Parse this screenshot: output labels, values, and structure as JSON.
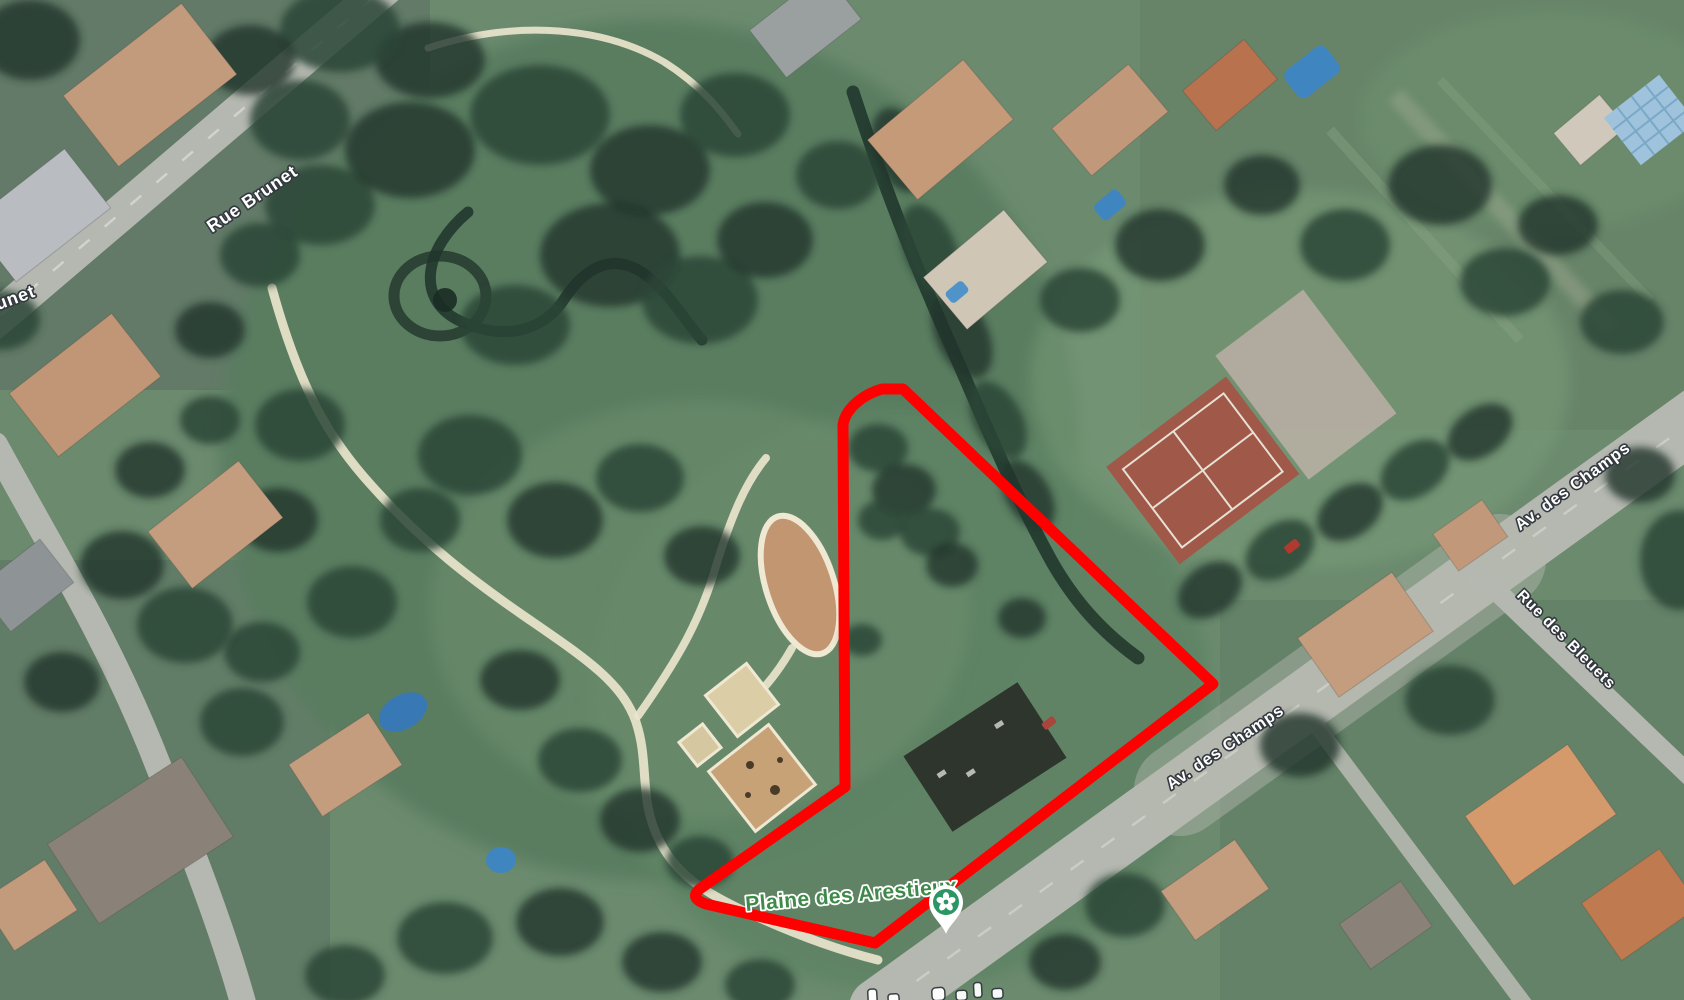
{
  "map": {
    "view": "satellite",
    "street_labels": [
      {
        "id": "rue-brunet",
        "text": "Rue Brunet"
      },
      {
        "id": "rue-brunet-partial",
        "text": "Rue Brunet"
      },
      {
        "id": "av-des-champs-upper",
        "text": "Av. des Champs"
      },
      {
        "id": "av-des-champs-lower",
        "text": "Av. des Champs"
      },
      {
        "id": "rue-des-bleuets",
        "text": "Rue des Bleuets"
      }
    ],
    "place": {
      "label": "Plaine des Arestieux",
      "icon": "park-pin-flower-icon"
    },
    "overlay": {
      "shape": "polygon-outline",
      "path": "M903,389 L1213,684 L875,943 L706,904 Q688,898 701,888 L845,787 L843,425 C845,410 861,395 882,389 Z",
      "stroke": "#ff0000",
      "stroke_width": "11"
    },
    "colors": {
      "street_label_fill": "#ffffff",
      "street_label_outline": "#33393f",
      "place_label_fill": "#3f8a4a",
      "place_label_halo": "#ffffff",
      "poi_pin_green": "#2a9664",
      "road_gray": "#b5b8b0",
      "grass_green": "#6b8a6e",
      "tree_green": "#2c4637",
      "water_channel": "#20352b",
      "sand_tan": "#c9a47c",
      "park_path_cream": "#eae4cd",
      "tennis_clay": "#a05848",
      "pool_blue": "#3879b5",
      "overlay_red": "#ff0000"
    }
  }
}
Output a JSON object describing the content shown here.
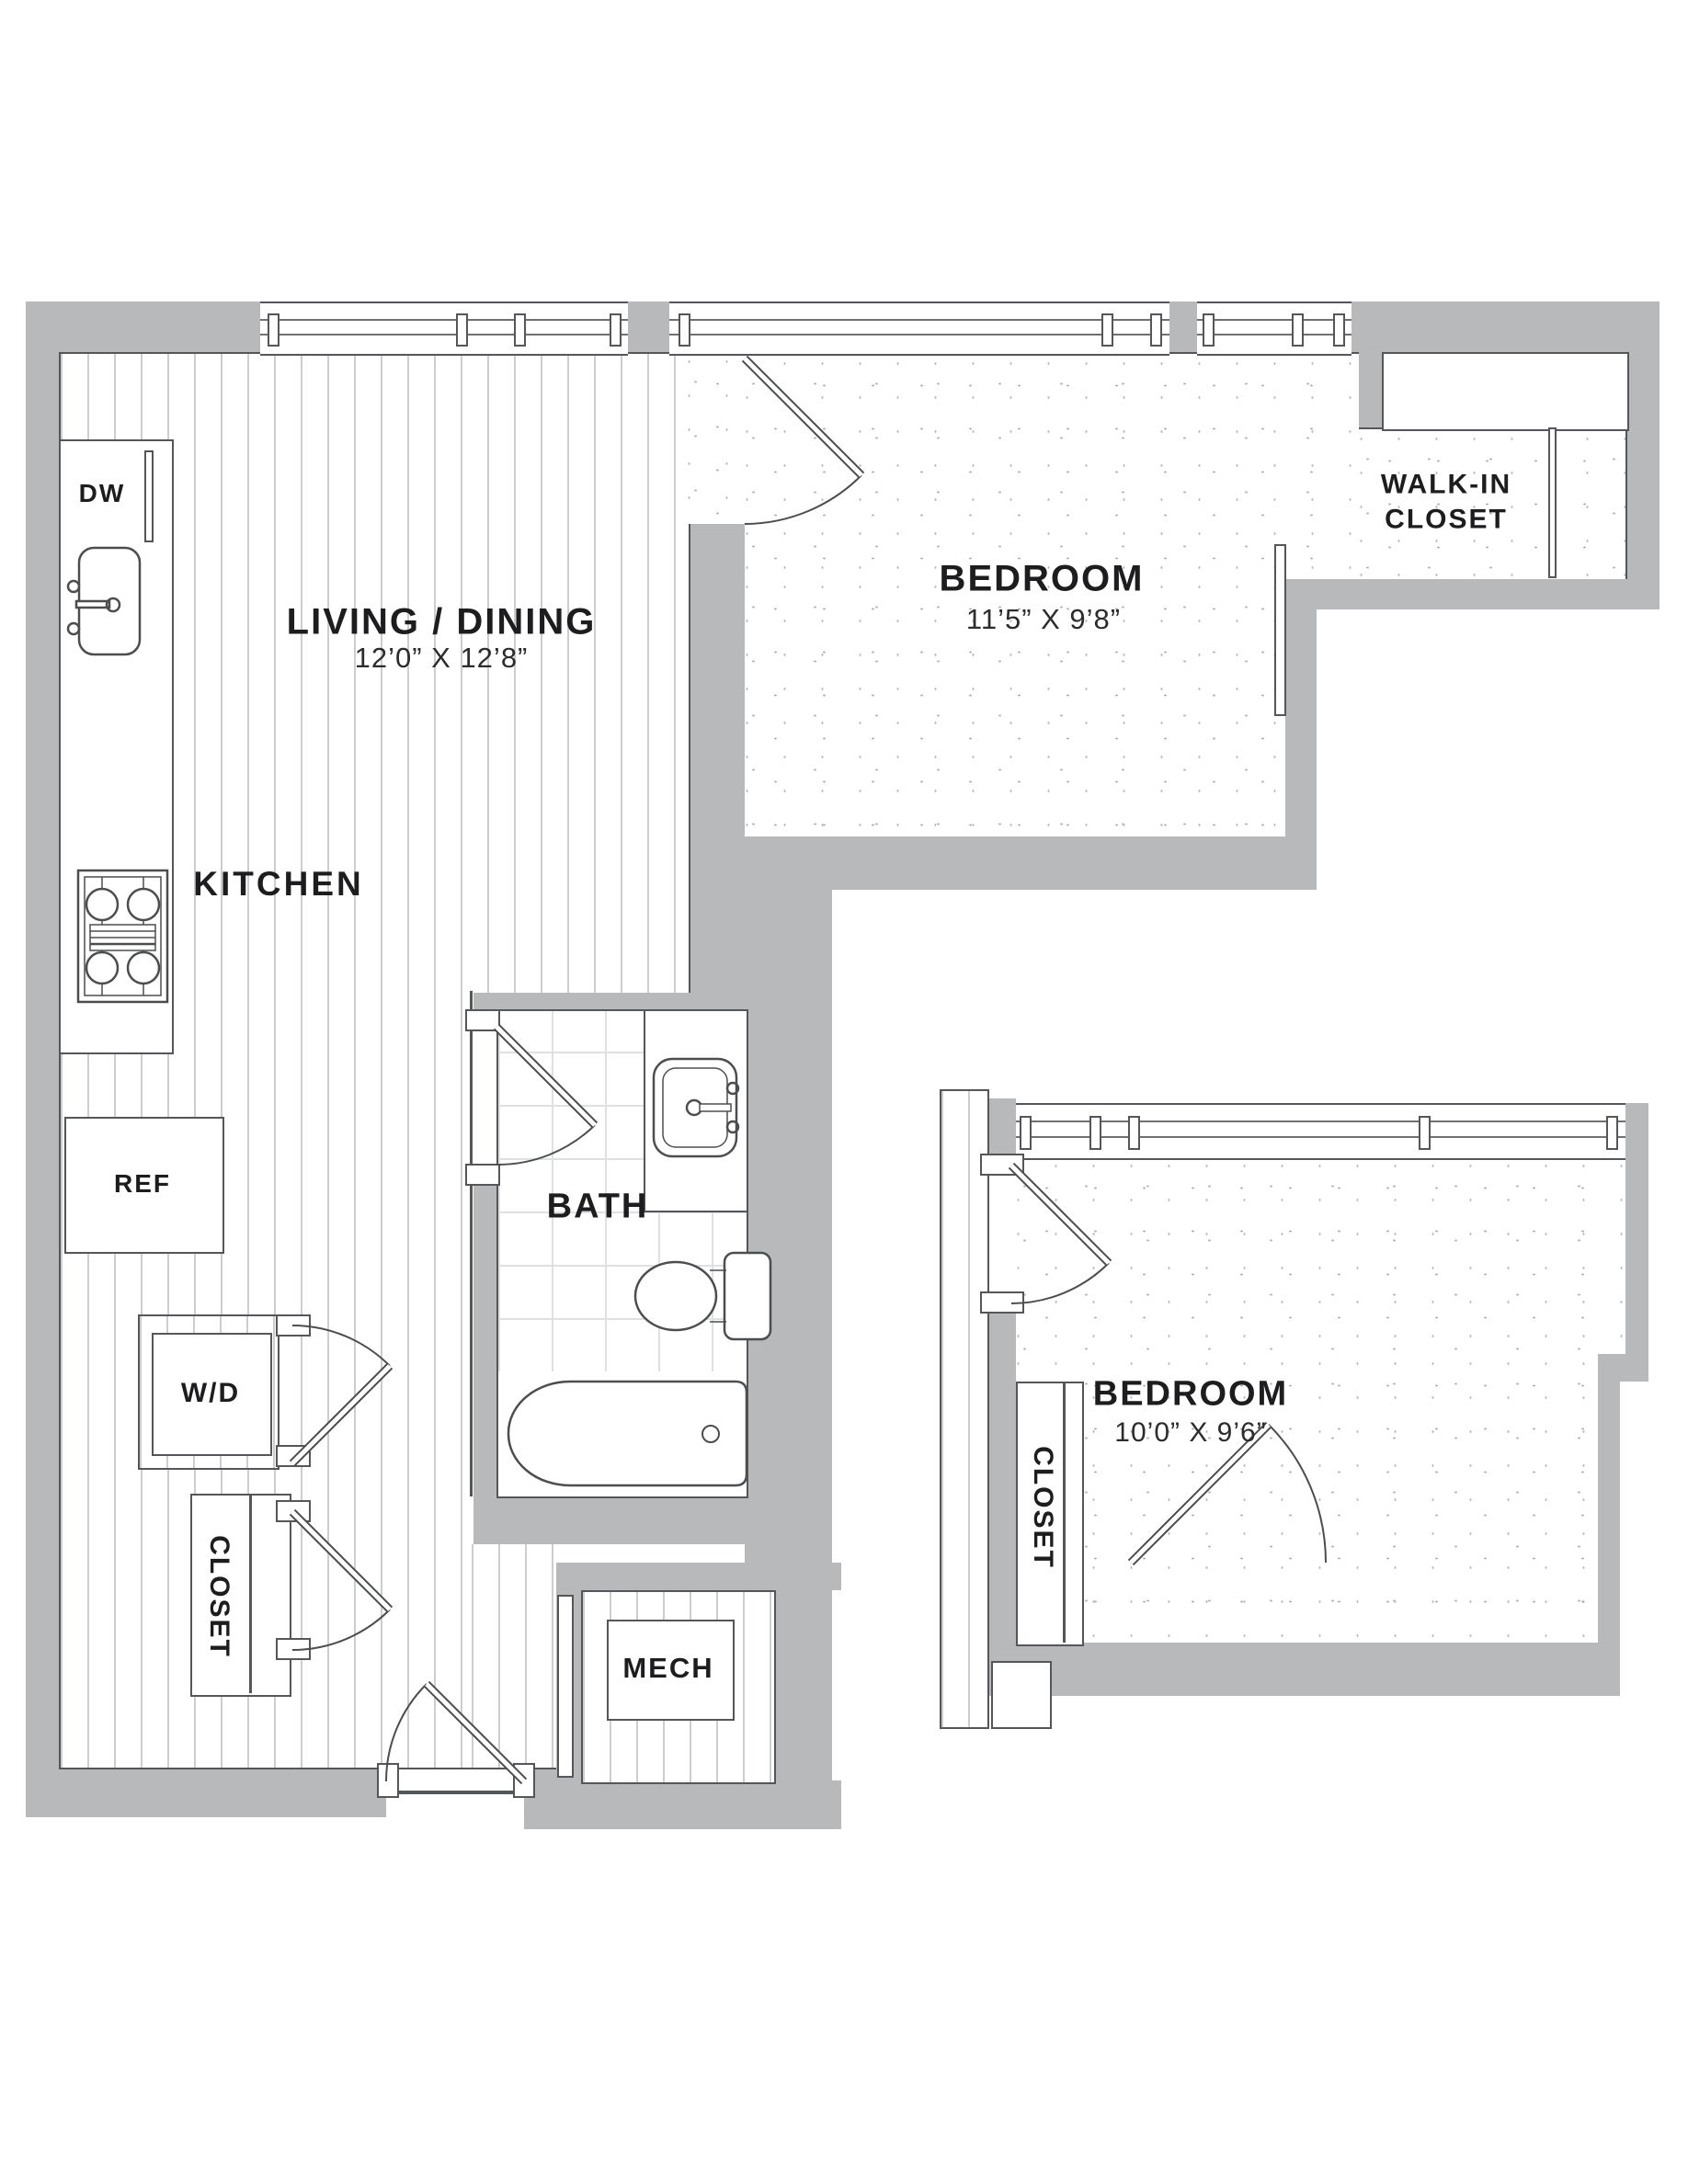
{
  "plan_title": "Floor Plan",
  "rooms": {
    "living": {
      "name": "LIVING / DINING",
      "dims": "12’0” X 12’8”"
    },
    "kitchen": {
      "name": "KITCHEN"
    },
    "bedroom1": {
      "name": "BEDROOM",
      "dims": "11’5” X 9’8”"
    },
    "walk_in_closet": {
      "name": "WALK-IN CLOSET"
    },
    "bath": {
      "name": "BATH"
    },
    "washer_dryer": {
      "name": "W/D"
    },
    "closet1": {
      "name": "CLOSET"
    },
    "mech": {
      "name": "MECH"
    },
    "bedroom2": {
      "name": "BEDROOM",
      "dims": "10’0” X 9’6”"
    },
    "closet2": {
      "name": "CLOSET"
    }
  },
  "appliances": {
    "dishwasher": "DW",
    "refrigerator": "REF"
  },
  "colors": {
    "wall": "#b7b9bb",
    "line": "#54565a",
    "text": "#1d1d1f"
  }
}
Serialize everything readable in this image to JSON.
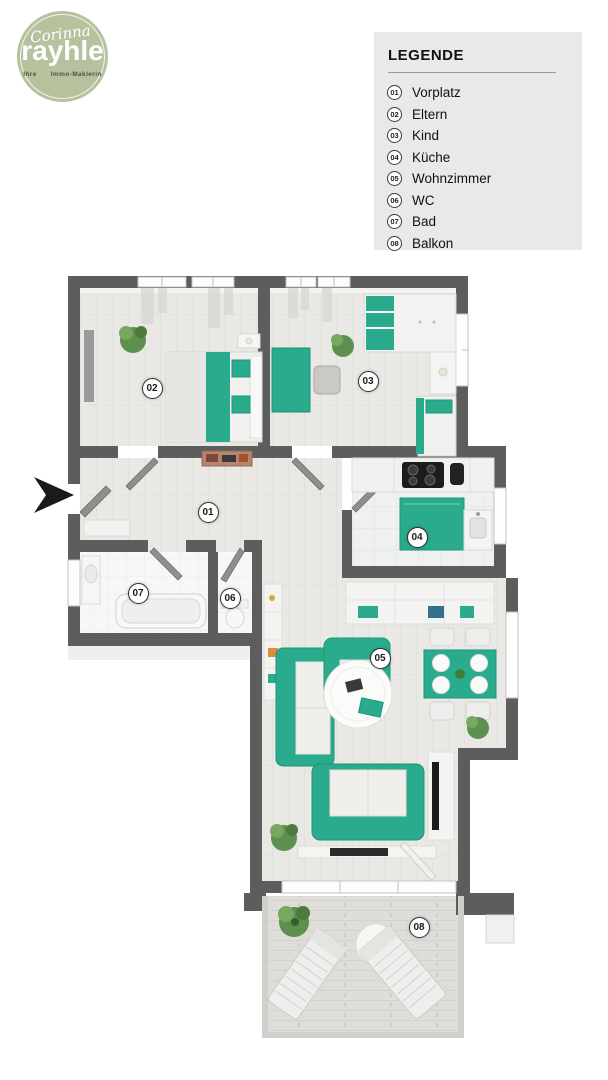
{
  "logo": {
    "script_name": "Corinna",
    "brand": "rayhle",
    "tagline_left": "Ihre",
    "tagline_right": "Immo-Maklerin"
  },
  "legend": {
    "title": "LEGENDE",
    "items": [
      {
        "num": "01",
        "label": "Vorplatz"
      },
      {
        "num": "02",
        "label": "Eltern"
      },
      {
        "num": "03",
        "label": "Kind"
      },
      {
        "num": "04",
        "label": "Küche"
      },
      {
        "num": "05",
        "label": "Wohnzimmer"
      },
      {
        "num": "06",
        "label": "WC"
      },
      {
        "num": "07",
        "label": "Bad"
      },
      {
        "num": "08",
        "label": "Balkon"
      }
    ]
  },
  "floorplan": {
    "markers": [
      {
        "num": "01",
        "room": "Vorplatz"
      },
      {
        "num": "02",
        "room": "Eltern"
      },
      {
        "num": "03",
        "room": "Kind"
      },
      {
        "num": "04",
        "room": "Küche"
      },
      {
        "num": "05",
        "room": "Wohnzimmer"
      },
      {
        "num": "06",
        "room": "WC"
      },
      {
        "num": "07",
        "room": "Bad"
      },
      {
        "num": "08",
        "room": "Balkon"
      }
    ]
  },
  "colors": {
    "accent_teal": "#2aab8d",
    "wall_gray": "#5d5d5d",
    "legend_bg": "#e9e9e9",
    "logo_green": "#b6c29e"
  }
}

----

> [Task details] Pictures are excluded; output everything else in the data verbatim.

> [Answer for this exercise]
Parse this screenshot: output labels, values, and structure as JSON.
{
  "map": {
    "view": "satellite",
    "street_labels": [
      {
        "id": "rue-brunet",
        "text": "Rue Brunet"
      },
      {
        "id": "rue-brunet-partial",
        "text": "Rue Brunet"
      },
      {
        "id": "av-des-champs-upper",
        "text": "Av. des Champs"
      },
      {
        "id": "av-des-champs-lower",
        "text": "Av. des Champs"
      },
      {
        "id": "rue-des-bleuets",
        "text": "Rue des Bleuets"
      }
    ],
    "place": {
      "label": "Plaine des Arestieux",
      "icon": "park-pin-flower-icon"
    },
    "overlay": {
      "shape": "polygon-outline",
      "path": "M903,389 L1213,684 L875,943 L706,904 Q688,898 701,888 L845,787 L843,425 C845,410 861,395 882,389 Z",
      "stroke": "#ff0000",
      "stroke_width": "11"
    },
    "colors": {
      "street_label_fill": "#ffffff",
      "street_label_outline": "#33393f",
      "place_label_fill": "#3f8a4a",
      "place_label_halo": "#ffffff",
      "poi_pin_green": "#2a9664",
      "road_gray": "#b5b8b0",
      "grass_green": "#6b8a6e",
      "tree_green": "#2c4637",
      "water_channel": "#20352b",
      "sand_tan": "#c9a47c",
      "park_path_cream": "#eae4cd",
      "tennis_clay": "#a05848",
      "pool_blue": "#3879b5",
      "overlay_red": "#ff0000"
    }
  }
}
Output a JSON object describing the content shown here.
{
  "plan_title": "Floor Plan",
  "rooms": {
    "living": {
      "name": "LIVING / DINING",
      "dims": "12’0” X 12’8”"
    },
    "kitchen": {
      "name": "KITCHEN"
    },
    "bedroom1": {
      "name": "BEDROOM",
      "dims": "11’5” X 9’8”"
    },
    "walk_in_closet": {
      "name": "WALK-IN CLOSET"
    },
    "bath": {
      "name": "BATH"
    },
    "washer_dryer": {
      "name": "W/D"
    },
    "closet1": {
      "name": "CLOSET"
    },
    "mech": {
      "name": "MECH"
    },
    "bedroom2": {
      "name": "BEDROOM",
      "dims": "10’0” X 9’6”"
    },
    "closet2": {
      "name": "CLOSET"
    }
  },
  "appliances": {
    "dishwasher": "DW",
    "refrigerator": "REF"
  },
  "colors": {
    "wall": "#b7b9bb",
    "line": "#54565a",
    "text": "#1d1d1f"
  }
}
Serialize everything readable in this image to JSON.
{
  "logo": {
    "script_name": "Corinna",
    "brand": "rayhle",
    "tagline_left": "Ihre",
    "tagline_right": "Immo-Maklerin"
  },
  "legend": {
    "title": "LEGENDE",
    "items": [
      {
        "num": "01",
        "label": "Vorplatz"
      },
      {
        "num": "02",
        "label": "Eltern"
      },
      {
        "num": "03",
        "label": "Kind"
      },
      {
        "num": "04",
        "label": "Küche"
      },
      {
        "num": "05",
        "label": "Wohnzimmer"
      },
      {
        "num": "06",
        "label": "WC"
      },
      {
        "num": "07",
        "label": "Bad"
      },
      {
        "num": "08",
        "label": "Balkon"
      }
    ]
  },
  "floorplan": {
    "markers": [
      {
        "num": "01",
        "room": "Vorplatz"
      },
      {
        "num": "02",
        "room": "Eltern"
      },
      {
        "num": "03",
        "room": "Kind"
      },
      {
        "num": "04",
        "room": "Küche"
      },
      {
        "num": "05",
        "room": "Wohnzimmer"
      },
      {
        "num": "06",
        "room": "WC"
      },
      {
        "num": "07",
        "room": "Bad"
      },
      {
        "num": "08",
        "room": "Balkon"
      }
    ]
  },
  "colors": {
    "accent_teal": "#2aab8d",
    "wall_gray": "#5d5d5d",
    "legend_bg": "#e9e9e9",
    "logo_green": "#b6c29e"
  }
}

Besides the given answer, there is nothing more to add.